+++ Stored records +++

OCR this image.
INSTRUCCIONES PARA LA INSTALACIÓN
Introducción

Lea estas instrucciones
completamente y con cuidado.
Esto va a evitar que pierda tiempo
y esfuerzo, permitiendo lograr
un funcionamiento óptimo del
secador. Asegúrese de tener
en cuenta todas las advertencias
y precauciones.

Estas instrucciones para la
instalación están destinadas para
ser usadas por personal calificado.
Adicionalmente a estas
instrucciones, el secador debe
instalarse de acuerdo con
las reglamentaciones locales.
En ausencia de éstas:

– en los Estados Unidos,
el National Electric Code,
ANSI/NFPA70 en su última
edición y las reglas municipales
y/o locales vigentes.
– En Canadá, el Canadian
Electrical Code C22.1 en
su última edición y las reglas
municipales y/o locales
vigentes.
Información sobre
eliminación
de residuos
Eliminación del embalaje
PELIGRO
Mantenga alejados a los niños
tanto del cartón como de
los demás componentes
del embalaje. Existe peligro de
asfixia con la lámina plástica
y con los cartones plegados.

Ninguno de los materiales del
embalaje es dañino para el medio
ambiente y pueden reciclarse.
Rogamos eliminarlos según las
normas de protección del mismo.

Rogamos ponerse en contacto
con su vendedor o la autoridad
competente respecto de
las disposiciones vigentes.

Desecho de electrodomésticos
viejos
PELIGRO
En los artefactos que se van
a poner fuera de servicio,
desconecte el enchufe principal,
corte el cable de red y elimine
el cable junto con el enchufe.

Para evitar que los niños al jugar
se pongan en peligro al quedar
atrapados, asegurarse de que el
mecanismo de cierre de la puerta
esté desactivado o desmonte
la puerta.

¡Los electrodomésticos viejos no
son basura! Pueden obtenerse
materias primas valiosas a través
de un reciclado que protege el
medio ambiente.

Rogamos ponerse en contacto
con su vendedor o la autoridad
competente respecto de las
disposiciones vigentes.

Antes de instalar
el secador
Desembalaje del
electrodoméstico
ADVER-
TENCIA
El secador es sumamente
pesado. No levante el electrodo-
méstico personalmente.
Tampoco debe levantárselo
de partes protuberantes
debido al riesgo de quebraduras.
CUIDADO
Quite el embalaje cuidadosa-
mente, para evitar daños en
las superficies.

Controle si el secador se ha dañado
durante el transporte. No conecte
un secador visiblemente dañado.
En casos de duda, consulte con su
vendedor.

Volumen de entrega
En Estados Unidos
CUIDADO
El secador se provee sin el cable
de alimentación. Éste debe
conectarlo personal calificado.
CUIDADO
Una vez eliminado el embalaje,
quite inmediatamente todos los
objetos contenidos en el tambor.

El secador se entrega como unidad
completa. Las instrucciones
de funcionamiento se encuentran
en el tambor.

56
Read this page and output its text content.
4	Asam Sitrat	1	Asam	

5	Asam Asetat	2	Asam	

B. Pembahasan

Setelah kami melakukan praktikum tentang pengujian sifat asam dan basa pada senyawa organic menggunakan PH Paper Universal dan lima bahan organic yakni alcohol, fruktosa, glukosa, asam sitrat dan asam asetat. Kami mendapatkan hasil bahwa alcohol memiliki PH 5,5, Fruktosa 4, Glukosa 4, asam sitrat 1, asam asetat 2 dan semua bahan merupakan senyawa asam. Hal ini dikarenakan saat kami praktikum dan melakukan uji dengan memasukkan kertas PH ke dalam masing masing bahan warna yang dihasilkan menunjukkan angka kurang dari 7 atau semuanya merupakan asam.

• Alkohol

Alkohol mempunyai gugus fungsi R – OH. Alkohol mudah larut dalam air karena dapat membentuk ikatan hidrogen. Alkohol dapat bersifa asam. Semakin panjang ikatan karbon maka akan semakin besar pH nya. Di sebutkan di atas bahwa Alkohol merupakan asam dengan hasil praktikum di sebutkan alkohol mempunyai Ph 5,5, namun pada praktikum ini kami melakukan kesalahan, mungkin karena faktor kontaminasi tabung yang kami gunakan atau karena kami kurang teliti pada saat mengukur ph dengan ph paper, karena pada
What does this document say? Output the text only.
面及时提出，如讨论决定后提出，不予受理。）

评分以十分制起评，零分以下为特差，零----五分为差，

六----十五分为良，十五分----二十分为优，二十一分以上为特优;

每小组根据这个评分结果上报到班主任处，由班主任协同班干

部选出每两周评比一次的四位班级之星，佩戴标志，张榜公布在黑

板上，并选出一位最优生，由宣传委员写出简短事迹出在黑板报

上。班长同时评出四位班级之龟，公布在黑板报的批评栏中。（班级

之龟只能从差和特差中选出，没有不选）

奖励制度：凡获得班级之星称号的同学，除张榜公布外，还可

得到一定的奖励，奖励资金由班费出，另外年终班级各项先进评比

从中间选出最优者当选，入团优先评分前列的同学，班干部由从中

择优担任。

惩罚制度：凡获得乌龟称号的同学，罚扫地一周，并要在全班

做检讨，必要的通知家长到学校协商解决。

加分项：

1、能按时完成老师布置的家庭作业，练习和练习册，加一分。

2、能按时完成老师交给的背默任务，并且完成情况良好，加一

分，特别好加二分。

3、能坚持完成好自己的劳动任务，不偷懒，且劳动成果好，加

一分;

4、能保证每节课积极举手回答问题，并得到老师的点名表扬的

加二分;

+++

**Aim of the task:**
Copy each line of the entries that includes the word "this".

**Exercise response:**
OCR this image.
Read this page and output its text content.
What does this document say? Output the text only.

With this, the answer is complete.